_FRAGMENTO SELECCIONADO:_
══════════════════════════════

Cada vez que lo pienso, llegan reacciones distintas y también confusas, qué chingados pasa en este país.
Hoy artistas, futbolistas, payasos y un gran número de buenos para nada (léase Patricio Zambrano entre otros), optan a cargos de elección popular, más algunos otros escondidos en las listas plurinominales que ningún ciudadano lee.
Vamos todos sabemos, que el presidente no da para mucho, es evidente, es torpe, no sabe hablar porque además ya sabíamos antes de elegirlo que no leía, pero el panorama con todos estos títeres pinta negro, aunque cabe la poquita esperanza de arreglar algo o nada con los votos.
Sin embargo, lo más preocupante de todo, es que a través de todo este enredo, los ciudadanos de a pie, ilustrados por Facebook y muy celosos seguidores de los videos de: «véanlo rápido antes de lo que quiten», parecen que van o vamos perdiendo los papeles, vamos, que algunos ya quieren de Presidenta una periodista tan sólo porque se peleó con su patrón, patrón que sirve al poder (como todos los medios) y poder que tan sólo sirve a uno.
Ese uno, el gran titiritero de este país. No tengo su nombre, no conozco su cara y tampoco me las voy a dar de adivinador como el Peje, no, no sé quien sea, pero sé que le conviene que todos estos personajes «populares» lleguen a cargos políticos, apoyados por una masa de votantes tan estúpidos para pensar que hacer novelas o meter goles es lo mismo o más fácil que gobernar aunque sea la cuadra en donde viven. Ese misterioso titiritero está sentando bases y gente en puestos en donde los que van a sufrir de la crítica, el golpe político y el golpe bajo son aquellos títeres, mientras en la sombra todo se mueve, todo baila al son que él toca. Su principal muñeco es guapo, con mujer guapa, tienen una familia feliz, viven en un palacio, viajan en carrozas de la realeza, visten bien y siempre, siempre estarán mejor con la boca cerrada.
Este inmenso circo, esta confusión, esta idea de querer poner en la cumbre a quien más chinga al poder (Aristegui), podría ser bueno, pero en realidad es un desastre, zapatero a tus zapatos decían antes. La periodista que busque algún trabajo en un periódico, en otro medio, en lo que sea, pero que sea periodista. El jorobado que meta goles, que narre partidos, que se vuelva Director Técnico, pero que deje a los habitantes de la eterna primavera en paz, que bastantes problemas tienen. Que la otra Carmen, que siga saliendo en anuncios con su guardia pretoriana y siendo matrona en películas de ficheras. Que el payaso vaya a fiestas, haga reír a los niños, que disponga de su carisma para hacer felices a la gente en los palenques, en los teatros y deje la perla a alguien más, alguien que la pueda administrar y no convertirla en la isla de la fantasía. Mención a parte, merece un personaje más obscuro, que su única virtud ha sido aparecer en un reality show, hacerle piojito a la tigresa y decir, casi parafraseando a nuestro presidente, pendejada tras pendeja y que ahora pretende gobernar Monterrey.

══════════════════════════════

Determina si cada afirmación concuerda con el fragmento sobre las candidaturas de famosos. Responde sí o no y cita literalmente las palabras del fragmento que lo deciden.
(a) Quien escribe dice conocer el nombre del gran titiritero.
(b) Según el fragmento, antes de elegir al presidente ya se sabía que no leía.
(c) El fragmento considera que poner a Aristegui en la cumbre es, en realidad, un acierto.
Las filas no guardan relación con el fragmento.

══════════════════════════════

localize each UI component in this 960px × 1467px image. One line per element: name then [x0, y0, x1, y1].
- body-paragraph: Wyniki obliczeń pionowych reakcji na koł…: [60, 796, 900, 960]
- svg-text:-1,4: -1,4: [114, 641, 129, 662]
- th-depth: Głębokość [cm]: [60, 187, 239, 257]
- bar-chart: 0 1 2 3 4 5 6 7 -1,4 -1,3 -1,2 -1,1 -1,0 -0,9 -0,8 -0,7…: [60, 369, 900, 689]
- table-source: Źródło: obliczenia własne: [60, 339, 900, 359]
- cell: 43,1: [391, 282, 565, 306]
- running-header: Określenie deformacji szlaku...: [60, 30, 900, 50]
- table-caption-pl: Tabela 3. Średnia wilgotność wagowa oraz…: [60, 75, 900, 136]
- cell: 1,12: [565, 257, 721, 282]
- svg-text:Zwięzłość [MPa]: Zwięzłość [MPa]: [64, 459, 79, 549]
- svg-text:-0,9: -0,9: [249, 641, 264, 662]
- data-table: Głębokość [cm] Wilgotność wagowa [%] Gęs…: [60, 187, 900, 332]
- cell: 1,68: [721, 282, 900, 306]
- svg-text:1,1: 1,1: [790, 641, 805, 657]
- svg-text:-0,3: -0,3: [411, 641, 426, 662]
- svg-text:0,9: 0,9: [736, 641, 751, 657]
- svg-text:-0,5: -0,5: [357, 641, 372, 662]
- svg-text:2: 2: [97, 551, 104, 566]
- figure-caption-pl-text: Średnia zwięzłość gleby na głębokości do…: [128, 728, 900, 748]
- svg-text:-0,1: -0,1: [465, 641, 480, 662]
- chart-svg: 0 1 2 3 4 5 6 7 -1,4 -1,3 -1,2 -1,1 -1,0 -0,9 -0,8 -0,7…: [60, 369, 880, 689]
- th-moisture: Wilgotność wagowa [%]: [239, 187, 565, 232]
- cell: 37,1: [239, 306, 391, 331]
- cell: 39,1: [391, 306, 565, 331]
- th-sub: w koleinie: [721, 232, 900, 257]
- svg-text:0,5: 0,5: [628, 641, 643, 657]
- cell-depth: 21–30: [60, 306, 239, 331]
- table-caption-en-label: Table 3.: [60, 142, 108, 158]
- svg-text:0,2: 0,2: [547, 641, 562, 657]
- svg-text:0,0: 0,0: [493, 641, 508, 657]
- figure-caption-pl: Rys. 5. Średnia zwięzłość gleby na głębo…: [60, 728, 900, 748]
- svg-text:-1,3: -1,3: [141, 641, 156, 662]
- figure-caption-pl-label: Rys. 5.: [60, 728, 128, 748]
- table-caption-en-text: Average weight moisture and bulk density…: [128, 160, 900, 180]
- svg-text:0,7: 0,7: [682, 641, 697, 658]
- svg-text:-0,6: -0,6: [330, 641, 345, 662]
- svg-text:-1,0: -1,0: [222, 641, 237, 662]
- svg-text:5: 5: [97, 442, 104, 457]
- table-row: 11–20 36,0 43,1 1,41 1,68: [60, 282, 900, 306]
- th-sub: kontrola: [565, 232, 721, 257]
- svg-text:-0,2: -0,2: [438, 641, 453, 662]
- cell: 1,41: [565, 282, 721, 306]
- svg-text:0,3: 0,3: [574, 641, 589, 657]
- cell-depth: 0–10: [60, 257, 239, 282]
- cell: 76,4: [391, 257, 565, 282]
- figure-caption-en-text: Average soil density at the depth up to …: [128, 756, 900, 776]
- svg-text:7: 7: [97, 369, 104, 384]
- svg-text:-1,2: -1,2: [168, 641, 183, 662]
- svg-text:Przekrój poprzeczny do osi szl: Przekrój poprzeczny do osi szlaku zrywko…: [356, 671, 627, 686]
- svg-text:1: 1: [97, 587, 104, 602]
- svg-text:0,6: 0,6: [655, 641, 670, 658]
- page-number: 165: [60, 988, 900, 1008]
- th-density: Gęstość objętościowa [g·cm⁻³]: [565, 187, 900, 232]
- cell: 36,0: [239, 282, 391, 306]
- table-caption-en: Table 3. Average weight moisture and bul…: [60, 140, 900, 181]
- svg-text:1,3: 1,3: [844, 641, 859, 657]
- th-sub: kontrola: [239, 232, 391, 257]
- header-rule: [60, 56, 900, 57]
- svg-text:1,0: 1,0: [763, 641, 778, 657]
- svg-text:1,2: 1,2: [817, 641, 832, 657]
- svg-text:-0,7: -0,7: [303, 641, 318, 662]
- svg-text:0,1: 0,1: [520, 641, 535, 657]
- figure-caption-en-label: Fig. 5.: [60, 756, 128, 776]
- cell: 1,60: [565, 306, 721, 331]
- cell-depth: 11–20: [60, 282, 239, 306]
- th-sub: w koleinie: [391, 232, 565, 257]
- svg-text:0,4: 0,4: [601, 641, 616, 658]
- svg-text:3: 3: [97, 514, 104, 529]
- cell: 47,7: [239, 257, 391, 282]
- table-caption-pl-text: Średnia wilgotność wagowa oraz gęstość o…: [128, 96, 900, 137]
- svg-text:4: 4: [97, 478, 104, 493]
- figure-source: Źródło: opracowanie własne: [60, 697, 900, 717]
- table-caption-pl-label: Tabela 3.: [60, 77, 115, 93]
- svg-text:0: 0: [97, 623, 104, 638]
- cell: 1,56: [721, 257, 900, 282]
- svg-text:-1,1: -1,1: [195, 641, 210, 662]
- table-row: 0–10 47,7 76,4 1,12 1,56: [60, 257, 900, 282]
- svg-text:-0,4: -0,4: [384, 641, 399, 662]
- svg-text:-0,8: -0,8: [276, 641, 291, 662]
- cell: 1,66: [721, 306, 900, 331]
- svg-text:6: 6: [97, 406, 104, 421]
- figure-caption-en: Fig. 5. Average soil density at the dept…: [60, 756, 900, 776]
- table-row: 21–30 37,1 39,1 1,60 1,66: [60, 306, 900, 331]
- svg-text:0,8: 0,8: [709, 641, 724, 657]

══════════════════════════════

_RESPUESTA ESPERADA:_
(a) No: «No tengo su nombre, no conozco su cara».
(b) Sí: «ya sabíamos antes de elegirlo que no leía».
(c) No: «podría ser bueno, pero en realidad es un desastre».